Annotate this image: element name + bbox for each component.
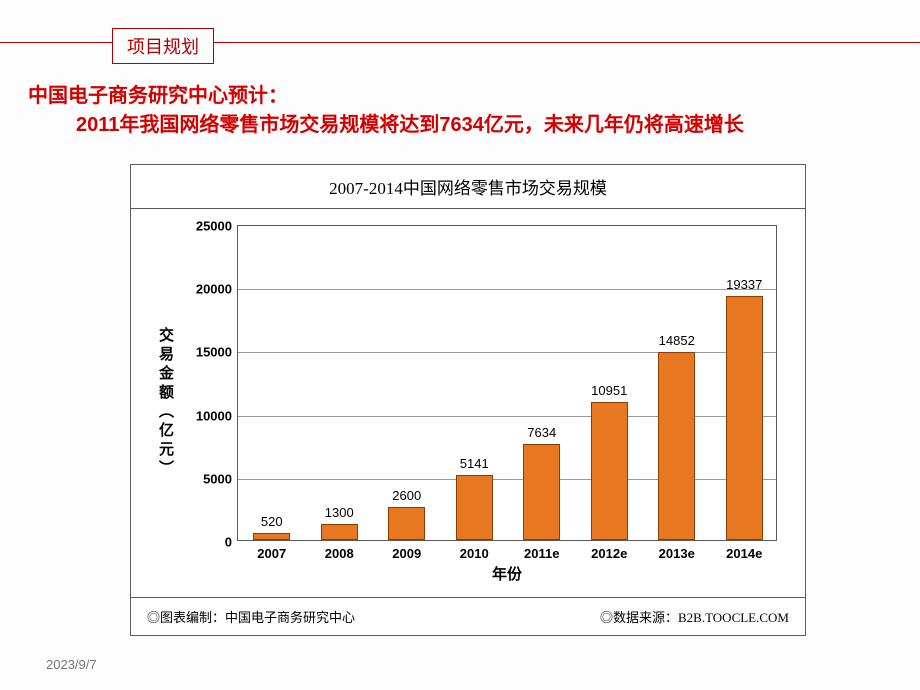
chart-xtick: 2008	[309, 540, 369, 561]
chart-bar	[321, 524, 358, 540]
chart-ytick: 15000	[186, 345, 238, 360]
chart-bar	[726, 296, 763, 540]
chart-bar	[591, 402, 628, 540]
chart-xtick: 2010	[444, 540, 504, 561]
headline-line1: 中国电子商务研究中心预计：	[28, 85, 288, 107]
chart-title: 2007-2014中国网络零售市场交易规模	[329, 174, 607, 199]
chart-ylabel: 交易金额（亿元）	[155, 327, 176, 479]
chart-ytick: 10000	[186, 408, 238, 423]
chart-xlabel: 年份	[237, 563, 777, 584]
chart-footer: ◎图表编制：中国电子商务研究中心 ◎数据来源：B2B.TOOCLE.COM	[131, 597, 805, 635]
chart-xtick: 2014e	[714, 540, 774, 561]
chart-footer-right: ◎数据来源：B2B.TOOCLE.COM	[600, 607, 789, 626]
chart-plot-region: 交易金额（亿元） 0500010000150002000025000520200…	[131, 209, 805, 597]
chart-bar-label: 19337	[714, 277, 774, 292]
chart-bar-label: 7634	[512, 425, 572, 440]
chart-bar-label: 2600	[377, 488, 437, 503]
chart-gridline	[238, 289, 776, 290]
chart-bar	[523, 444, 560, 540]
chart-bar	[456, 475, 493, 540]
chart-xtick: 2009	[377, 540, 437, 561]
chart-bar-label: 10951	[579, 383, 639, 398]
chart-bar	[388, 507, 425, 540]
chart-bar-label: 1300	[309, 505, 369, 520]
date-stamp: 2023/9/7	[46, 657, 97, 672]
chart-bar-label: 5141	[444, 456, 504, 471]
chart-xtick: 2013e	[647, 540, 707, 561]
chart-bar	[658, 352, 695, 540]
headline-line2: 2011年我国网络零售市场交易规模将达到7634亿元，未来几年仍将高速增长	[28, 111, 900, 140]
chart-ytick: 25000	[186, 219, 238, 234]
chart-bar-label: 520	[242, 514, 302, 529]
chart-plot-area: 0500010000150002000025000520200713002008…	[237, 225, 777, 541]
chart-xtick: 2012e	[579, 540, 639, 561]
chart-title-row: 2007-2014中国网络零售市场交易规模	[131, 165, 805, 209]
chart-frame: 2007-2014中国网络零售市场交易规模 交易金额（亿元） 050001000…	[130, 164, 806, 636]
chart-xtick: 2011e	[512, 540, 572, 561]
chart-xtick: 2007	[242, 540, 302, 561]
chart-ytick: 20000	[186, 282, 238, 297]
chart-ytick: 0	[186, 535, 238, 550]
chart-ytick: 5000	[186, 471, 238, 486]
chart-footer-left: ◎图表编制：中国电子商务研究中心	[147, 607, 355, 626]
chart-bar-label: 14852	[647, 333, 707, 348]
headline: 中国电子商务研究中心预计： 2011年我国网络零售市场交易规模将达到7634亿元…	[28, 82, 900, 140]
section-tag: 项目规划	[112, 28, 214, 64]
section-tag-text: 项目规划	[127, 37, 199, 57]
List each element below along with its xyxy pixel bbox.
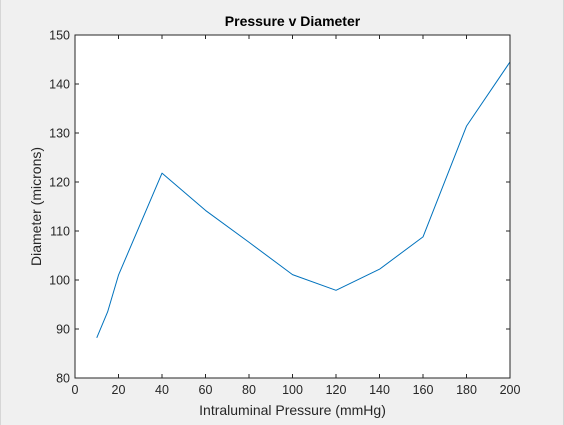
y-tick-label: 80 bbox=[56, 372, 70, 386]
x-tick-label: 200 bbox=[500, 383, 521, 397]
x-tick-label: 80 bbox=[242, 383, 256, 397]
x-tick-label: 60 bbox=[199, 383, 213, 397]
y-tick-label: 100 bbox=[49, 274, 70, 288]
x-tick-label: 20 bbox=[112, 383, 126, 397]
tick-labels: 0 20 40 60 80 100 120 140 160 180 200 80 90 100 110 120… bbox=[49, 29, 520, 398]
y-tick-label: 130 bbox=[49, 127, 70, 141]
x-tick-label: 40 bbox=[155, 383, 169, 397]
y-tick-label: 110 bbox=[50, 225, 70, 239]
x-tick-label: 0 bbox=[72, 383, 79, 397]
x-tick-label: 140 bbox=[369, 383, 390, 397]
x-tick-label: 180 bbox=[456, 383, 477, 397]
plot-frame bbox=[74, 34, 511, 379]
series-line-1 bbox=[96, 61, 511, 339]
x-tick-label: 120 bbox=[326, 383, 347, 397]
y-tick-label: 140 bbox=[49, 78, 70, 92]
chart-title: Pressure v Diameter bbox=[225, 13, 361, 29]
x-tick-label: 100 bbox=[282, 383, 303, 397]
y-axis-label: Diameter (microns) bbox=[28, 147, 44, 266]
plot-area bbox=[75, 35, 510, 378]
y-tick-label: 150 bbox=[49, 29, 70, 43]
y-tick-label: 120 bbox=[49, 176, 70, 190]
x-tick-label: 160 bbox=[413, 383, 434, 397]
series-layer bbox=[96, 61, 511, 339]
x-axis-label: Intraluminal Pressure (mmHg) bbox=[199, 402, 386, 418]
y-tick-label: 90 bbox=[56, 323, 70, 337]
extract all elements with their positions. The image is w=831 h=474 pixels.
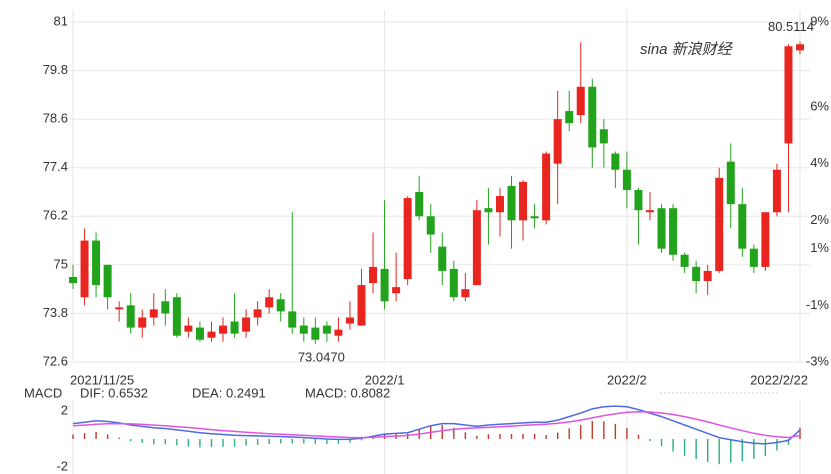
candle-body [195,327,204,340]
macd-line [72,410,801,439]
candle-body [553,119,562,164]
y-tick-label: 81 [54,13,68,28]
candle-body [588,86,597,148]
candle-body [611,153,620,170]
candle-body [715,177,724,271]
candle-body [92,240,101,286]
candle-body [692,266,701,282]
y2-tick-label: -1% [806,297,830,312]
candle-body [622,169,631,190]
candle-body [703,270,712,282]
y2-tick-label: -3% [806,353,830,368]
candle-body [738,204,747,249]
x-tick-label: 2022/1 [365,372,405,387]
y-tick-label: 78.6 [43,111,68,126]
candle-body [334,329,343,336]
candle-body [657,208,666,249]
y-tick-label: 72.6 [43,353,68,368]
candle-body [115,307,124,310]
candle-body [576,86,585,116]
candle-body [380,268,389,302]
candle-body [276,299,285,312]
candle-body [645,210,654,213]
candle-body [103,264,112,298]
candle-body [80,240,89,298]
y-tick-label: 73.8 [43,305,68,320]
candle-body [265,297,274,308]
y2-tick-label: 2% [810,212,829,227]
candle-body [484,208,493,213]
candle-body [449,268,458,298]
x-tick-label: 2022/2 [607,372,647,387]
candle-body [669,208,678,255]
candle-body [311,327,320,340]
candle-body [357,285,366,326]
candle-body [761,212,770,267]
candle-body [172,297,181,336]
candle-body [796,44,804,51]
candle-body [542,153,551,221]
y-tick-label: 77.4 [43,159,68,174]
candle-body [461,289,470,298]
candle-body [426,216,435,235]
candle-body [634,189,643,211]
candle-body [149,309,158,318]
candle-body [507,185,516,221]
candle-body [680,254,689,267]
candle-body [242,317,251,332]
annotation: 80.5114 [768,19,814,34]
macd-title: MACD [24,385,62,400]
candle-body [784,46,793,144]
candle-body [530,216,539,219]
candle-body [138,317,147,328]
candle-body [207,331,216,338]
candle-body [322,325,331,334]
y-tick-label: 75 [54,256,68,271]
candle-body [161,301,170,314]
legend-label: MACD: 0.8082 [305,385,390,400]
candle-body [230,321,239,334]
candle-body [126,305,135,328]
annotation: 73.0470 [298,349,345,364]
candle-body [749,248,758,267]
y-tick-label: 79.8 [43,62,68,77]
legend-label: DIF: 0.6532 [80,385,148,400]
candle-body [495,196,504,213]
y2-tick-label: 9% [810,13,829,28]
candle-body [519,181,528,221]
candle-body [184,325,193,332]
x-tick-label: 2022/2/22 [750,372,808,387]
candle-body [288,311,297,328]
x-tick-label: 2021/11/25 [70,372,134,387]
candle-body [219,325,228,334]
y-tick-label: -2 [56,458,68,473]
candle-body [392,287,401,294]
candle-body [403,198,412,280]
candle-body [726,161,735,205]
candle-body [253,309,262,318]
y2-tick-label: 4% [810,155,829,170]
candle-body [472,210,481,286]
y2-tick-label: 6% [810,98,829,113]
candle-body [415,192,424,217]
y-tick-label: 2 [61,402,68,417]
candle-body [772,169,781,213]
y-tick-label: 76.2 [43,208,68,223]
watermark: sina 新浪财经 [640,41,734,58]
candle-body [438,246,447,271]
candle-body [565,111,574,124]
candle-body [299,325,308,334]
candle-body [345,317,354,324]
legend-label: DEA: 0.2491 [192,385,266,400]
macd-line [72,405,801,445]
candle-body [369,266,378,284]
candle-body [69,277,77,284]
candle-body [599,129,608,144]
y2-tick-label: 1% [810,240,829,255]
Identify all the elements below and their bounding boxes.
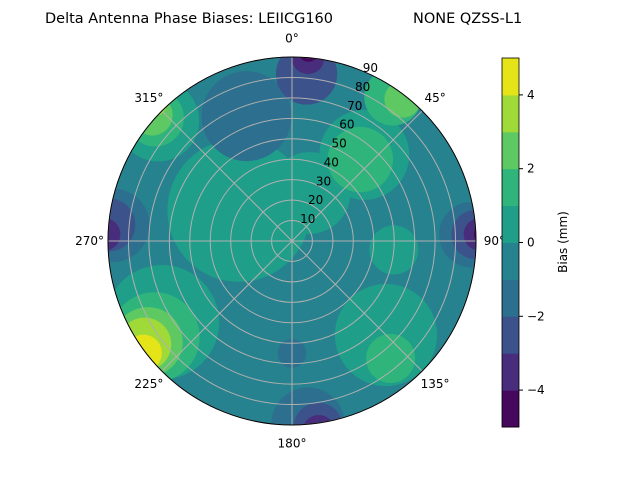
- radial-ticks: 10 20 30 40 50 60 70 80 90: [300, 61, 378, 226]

REQUEST
Write out, unchanged, the lines between the one holding "y-tick-label: 80 bbox=[56, 372, 70, 386]" and the one holding "y-tick-label: 110 bbox=[50, 225, 70, 239]", inclusive.

ANSWER TO THIS TASK
y-tick-label: 80 bbox=[56, 372, 70, 386]
x-tick-label: 200 bbox=[500, 383, 521, 397]
x-tick-label: 80 bbox=[242, 383, 256, 397]
x-tick-label: 60 bbox=[199, 383, 213, 397]
y-tick-label: 100 bbox=[49, 274, 70, 288]
x-tick-label: 20 bbox=[112, 383, 126, 397]
tick-labels: 0 20 40 60 80 100 120 140 160 180 200 80 90 100 110 120… bbox=[49, 29, 520, 398]
y-tick-label: 130 bbox=[49, 127, 70, 141]
x-tick-label: 40 bbox=[155, 383, 169, 397]
y-tick-label: 110 bbox=[50, 225, 70, 239]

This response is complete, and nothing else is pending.